__TASK TO COMPLETE__
Reproduce the full listing below unchanged, apart from the pictures.
• • • • • • •
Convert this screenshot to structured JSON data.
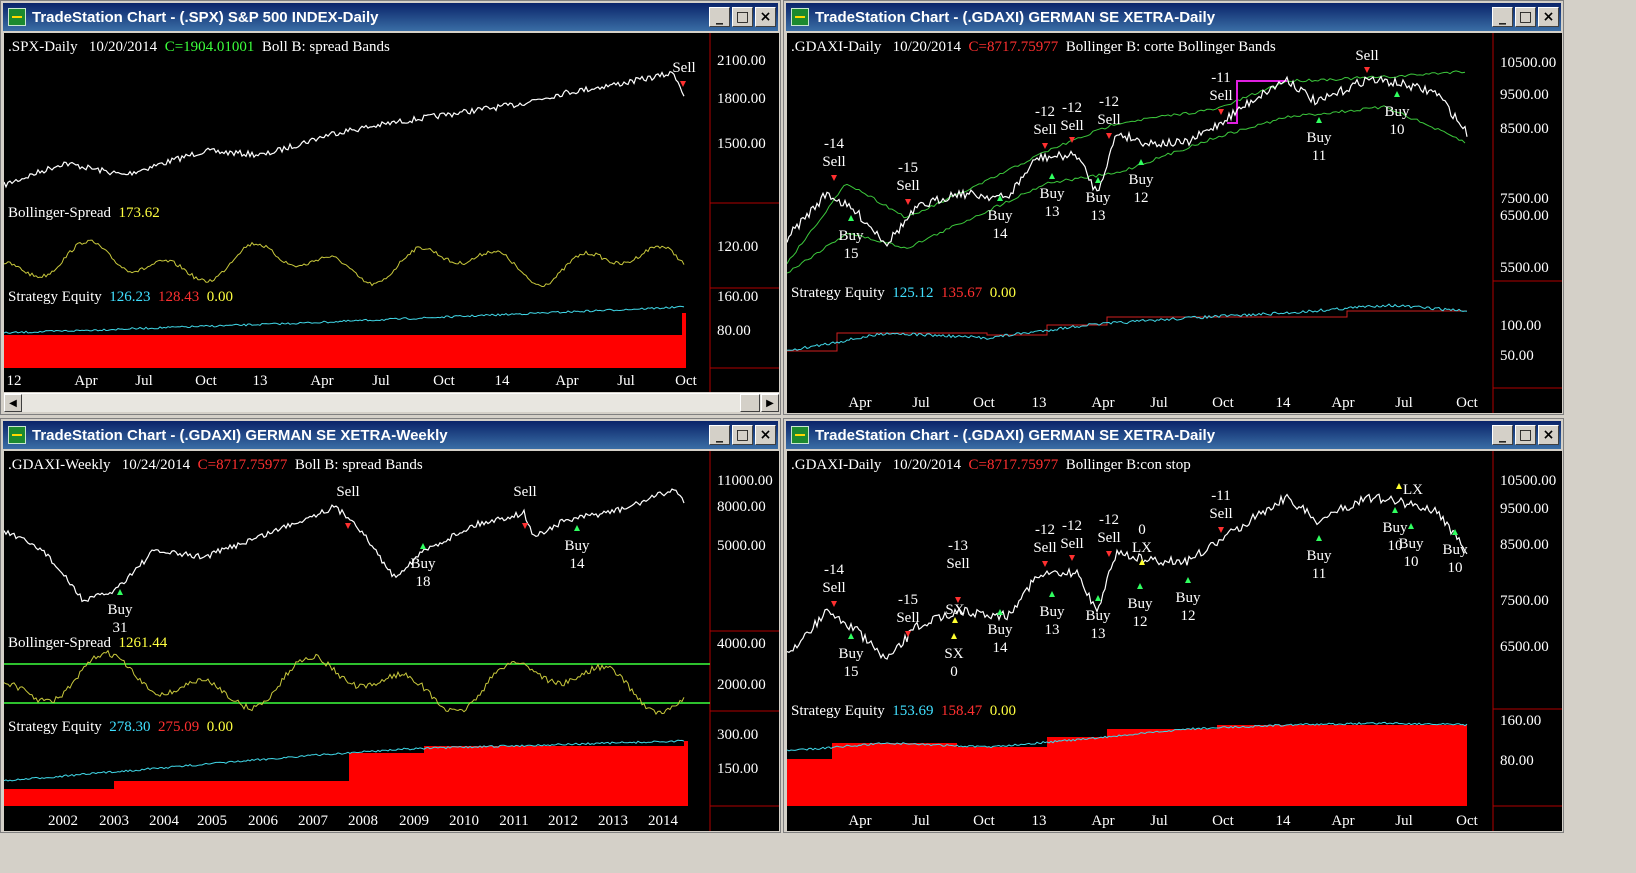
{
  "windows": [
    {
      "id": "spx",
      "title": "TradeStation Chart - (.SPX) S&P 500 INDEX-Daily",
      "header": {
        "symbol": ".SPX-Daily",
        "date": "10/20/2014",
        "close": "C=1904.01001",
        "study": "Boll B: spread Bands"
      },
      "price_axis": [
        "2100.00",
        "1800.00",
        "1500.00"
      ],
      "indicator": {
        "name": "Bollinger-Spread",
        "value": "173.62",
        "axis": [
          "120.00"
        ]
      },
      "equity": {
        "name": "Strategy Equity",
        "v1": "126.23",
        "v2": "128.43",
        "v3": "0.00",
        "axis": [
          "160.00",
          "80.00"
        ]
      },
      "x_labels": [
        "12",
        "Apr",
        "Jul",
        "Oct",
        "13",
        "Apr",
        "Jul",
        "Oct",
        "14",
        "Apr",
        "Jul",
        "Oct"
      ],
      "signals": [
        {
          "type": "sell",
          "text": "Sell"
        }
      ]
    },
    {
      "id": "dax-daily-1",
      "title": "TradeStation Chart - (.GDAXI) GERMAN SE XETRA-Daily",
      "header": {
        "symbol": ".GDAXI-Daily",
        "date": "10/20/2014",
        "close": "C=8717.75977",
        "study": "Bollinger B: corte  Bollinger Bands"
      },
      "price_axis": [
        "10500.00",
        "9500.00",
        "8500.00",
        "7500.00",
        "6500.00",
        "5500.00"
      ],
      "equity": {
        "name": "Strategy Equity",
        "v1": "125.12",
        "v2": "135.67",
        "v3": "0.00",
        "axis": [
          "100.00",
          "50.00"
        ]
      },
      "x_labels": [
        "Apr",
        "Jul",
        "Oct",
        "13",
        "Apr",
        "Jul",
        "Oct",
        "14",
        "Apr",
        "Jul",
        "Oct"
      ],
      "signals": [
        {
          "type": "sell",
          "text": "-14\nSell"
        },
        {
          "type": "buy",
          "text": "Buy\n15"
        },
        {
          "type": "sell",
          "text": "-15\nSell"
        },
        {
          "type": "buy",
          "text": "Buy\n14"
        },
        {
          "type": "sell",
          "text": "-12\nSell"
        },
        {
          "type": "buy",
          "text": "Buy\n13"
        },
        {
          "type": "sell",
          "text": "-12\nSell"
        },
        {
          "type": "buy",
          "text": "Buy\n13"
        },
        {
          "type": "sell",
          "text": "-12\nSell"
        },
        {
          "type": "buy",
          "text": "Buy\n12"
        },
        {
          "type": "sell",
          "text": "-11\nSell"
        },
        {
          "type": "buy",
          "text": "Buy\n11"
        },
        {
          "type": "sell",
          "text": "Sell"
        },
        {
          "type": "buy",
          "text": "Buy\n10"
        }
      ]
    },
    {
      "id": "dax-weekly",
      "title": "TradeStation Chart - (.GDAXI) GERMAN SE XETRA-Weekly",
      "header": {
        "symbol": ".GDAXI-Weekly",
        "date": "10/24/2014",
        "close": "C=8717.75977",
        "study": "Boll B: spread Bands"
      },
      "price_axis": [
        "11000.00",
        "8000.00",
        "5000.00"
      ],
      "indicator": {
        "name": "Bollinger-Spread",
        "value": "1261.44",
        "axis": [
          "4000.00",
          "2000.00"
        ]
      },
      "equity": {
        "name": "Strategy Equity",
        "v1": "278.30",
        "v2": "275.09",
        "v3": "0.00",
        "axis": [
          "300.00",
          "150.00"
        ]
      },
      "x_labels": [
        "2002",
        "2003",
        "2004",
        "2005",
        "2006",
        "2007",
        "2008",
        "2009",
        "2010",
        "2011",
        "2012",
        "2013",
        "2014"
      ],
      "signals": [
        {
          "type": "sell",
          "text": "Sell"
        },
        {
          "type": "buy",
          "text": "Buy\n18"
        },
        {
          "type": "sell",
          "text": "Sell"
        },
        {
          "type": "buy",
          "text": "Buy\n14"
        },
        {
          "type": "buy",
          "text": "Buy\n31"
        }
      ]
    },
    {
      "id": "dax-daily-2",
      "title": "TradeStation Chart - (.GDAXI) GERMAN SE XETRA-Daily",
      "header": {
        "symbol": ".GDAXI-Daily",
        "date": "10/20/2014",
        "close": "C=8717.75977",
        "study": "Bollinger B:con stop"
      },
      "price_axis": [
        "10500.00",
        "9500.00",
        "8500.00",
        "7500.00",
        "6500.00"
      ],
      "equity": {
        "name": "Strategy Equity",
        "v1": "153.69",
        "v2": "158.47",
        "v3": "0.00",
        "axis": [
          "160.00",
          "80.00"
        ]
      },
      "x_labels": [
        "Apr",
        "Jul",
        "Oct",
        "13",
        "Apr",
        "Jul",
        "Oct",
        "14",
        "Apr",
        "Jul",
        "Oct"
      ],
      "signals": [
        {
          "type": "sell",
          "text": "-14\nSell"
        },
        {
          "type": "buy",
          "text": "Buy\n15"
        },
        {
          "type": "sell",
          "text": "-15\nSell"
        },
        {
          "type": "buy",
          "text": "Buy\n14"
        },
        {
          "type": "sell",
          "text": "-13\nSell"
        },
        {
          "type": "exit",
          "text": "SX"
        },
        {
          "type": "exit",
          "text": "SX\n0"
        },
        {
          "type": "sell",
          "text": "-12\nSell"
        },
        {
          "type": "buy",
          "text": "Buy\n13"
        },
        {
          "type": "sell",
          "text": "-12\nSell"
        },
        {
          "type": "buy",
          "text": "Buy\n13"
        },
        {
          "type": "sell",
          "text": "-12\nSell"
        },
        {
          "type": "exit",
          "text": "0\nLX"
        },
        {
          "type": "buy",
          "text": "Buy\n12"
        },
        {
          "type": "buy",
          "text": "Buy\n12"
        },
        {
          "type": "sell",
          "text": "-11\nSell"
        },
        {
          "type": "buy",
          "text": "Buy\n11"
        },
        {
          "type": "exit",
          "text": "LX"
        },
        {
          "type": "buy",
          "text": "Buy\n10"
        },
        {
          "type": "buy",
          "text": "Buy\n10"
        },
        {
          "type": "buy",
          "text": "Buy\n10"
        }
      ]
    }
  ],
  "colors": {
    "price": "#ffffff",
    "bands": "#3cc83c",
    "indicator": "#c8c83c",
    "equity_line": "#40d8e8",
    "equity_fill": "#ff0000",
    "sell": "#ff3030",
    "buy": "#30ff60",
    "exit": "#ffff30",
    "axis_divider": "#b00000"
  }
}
• • • • • • •
__TASK RESPONSE__
Convert this screenshot to structured JSON data.
{
  "windows": [
    {
      "id": "spx",
      "title": "TradeStation Chart - (.SPX) S&P 500 INDEX-Daily",
      "header": {
        "symbol": ".SPX-Daily",
        "date": "10/20/2014",
        "close": "C=1904.01001",
        "study": "Boll B: spread Bands"
      },
      "price_axis": [
        "2100.00",
        "1800.00",
        "1500.00"
      ],
      "indicator": {
        "name": "Bollinger-Spread",
        "value": "173.62",
        "axis": [
          "120.00"
        ]
      },
      "equity": {
        "name": "Strategy Equity",
        "v1": "126.23",
        "v2": "128.43",
        "v3": "0.00",
        "axis": [
          "160.00",
          "80.00"
        ]
      },
      "x_labels": [
        "12",
        "Apr",
        "Jul",
        "Oct",
        "13",
        "Apr",
        "Jul",
        "Oct",
        "14",
        "Apr",
        "Jul",
        "Oct"
      ],
      "signals": [
        {
          "type": "sell",
          "text": "Sell"
        }
      ]
    },
    {
      "id": "dax-daily-1",
      "title": "TradeStation Chart - (.GDAXI) GERMAN SE XETRA-Daily",
      "header": {
        "symbol": ".GDAXI-Daily",
        "date": "10/20/2014",
        "close": "C=8717.75977",
        "study": "Bollinger B: corte  Bollinger Bands"
      },
      "price_axis": [
        "10500.00",
        "9500.00",
        "8500.00",
        "7500.00",
        "6500.00",
        "5500.00"
      ],
      "equity": {
        "name": "Strategy Equity",
        "v1": "125.12",
        "v2": "135.67",
        "v3": "0.00",
        "axis": [
          "100.00",
          "50.00"
        ]
      },
      "x_labels": [
        "Apr",
        "Jul",
        "Oct",
        "13",
        "Apr",
        "Jul",
        "Oct",
        "14",
        "Apr",
        "Jul",
        "Oct"
      ],
      "signals": [
        {
          "type": "sell",
          "text": "-14\nSell"
        },
        {
          "type": "buy",
          "text": "Buy\n15"
        },
        {
          "type": "sell",
          "text": "-15\nSell"
        },
        {
          "type": "buy",
          "text": "Buy\n14"
        },
        {
          "type": "sell",
          "text": "-12\nSell"
        },
        {
          "type": "buy",
          "text": "Buy\n13"
        },
        {
          "type": "sell",
          "text": "-12\nSell"
        },
        {
          "type": "buy",
          "text": "Buy\n13"
        },
        {
          "type": "sell",
          "text": "-12\nSell"
        },
        {
          "type": "buy",
          "text": "Buy\n12"
        },
        {
          "type": "sell",
          "text": "-11\nSell"
        },
        {
          "type": "buy",
          "text": "Buy\n11"
        },
        {
          "type": "sell",
          "text": "Sell"
        },
        {
          "type": "buy",
          "text": "Buy\n10"
        }
      ]
    },
    {
      "id": "dax-weekly",
      "title": "TradeStation Chart - (.GDAXI) GERMAN SE XETRA-Weekly",
      "header": {
        "symbol": ".GDAXI-Weekly",
        "date": "10/24/2014",
        "close": "C=8717.75977",
        "study": "Boll B: spread Bands"
      },
      "price_axis": [
        "11000.00",
        "8000.00",
        "5000.00"
      ],
      "indicator": {
        "name": "Bollinger-Spread",
        "value": "1261.44",
        "axis": [
          "4000.00",
          "2000.00"
        ]
      },
      "equity": {
        "name": "Strategy Equity",
        "v1": "278.30",
        "v2": "275.09",
        "v3": "0.00",
        "axis": [
          "300.00",
          "150.00"
        ]
      },
      "x_labels": [
        "2002",
        "2003",
        "2004",
        "2005",
        "2006",
        "2007",
        "2008",
        "2009",
        "2010",
        "2011",
        "2012",
        "2013",
        "2014"
      ],
      "signals": [
        {
          "type": "sell",
          "text": "Sell"
        },
        {
          "type": "buy",
          "text": "Buy\n18"
        },
        {
          "type": "sell",
          "text": "Sell"
        },
        {
          "type": "buy",
          "text": "Buy\n14"
        },
        {
          "type": "buy",
          "text": "Buy\n31"
        }
      ]
    },
    {
      "id": "dax-daily-2",
      "title": "TradeStation Chart - (.GDAXI) GERMAN SE XETRA-Daily",
      "header": {
        "symbol": ".GDAXI-Daily",
        "date": "10/20/2014",
        "close": "C=8717.75977",
        "study": "Bollinger B:con stop"
      },
      "price_axis": [
        "10500.00",
        "9500.00",
        "8500.00",
        "7500.00",
        "6500.00"
      ],
      "equity": {
        "name": "Strategy Equity",
        "v1": "153.69",
        "v2": "158.47",
        "v3": "0.00",
        "axis": [
          "160.00",
          "80.00"
        ]
      },
      "x_labels": [
        "Apr",
        "Jul",
        "Oct",
        "13",
        "Apr",
        "Jul",
        "Oct",
        "14",
        "Apr",
        "Jul",
        "Oct"
      ],
      "signals": [
        {
          "type": "sell",
          "text": "-14\nSell"
        },
        {
          "type": "buy",
          "text": "Buy\n15"
        },
        {
          "type": "sell",
          "text": "-15\nSell"
        },
        {
          "type": "buy",
          "text": "Buy\n14"
        },
        {
          "type": "sell",
          "text": "-13\nSell"
        },
        {
          "type": "exit",
          "text": "SX"
        },
        {
          "type": "exit",
          "text": "SX\n0"
        },
        {
          "type": "sell",
          "text": "-12\nSell"
        },
        {
          "type": "buy",
          "text": "Buy\n13"
        },
        {
          "type": "sell",
          "text": "-12\nSell"
        },
        {
          "type": "buy",
          "text": "Buy\n13"
        },
        {
          "type": "sell",
          "text": "-12\nSell"
        },
        {
          "type": "exit",
          "text": "0\nLX"
        },
        {
          "type": "buy",
          "text": "Buy\n12"
        },
        {
          "type": "buy",
          "text": "Buy\n12"
        },
        {
          "type": "sell",
          "text": "-11\nSell"
        },
        {
          "type": "buy",
          "text": "Buy\n11"
        },
        {
          "type": "exit",
          "text": "LX"
        },
        {
          "type": "buy",
          "text": "Buy\n10"
        },
        {
          "type": "buy",
          "text": "Buy\n10"
        },
        {
          "type": "buy",
          "text": "Buy\n10"
        }
      ]
    }
  ],
  "colors": {
    "price": "#ffffff",
    "bands": "#3cc83c",
    "indicator": "#c8c83c",
    "equity_line": "#40d8e8",
    "equity_fill": "#ff0000",
    "sell": "#ff3030",
    "buy": "#30ff60",
    "exit": "#ffff30",
    "axis_divider": "#b00000"
  }
}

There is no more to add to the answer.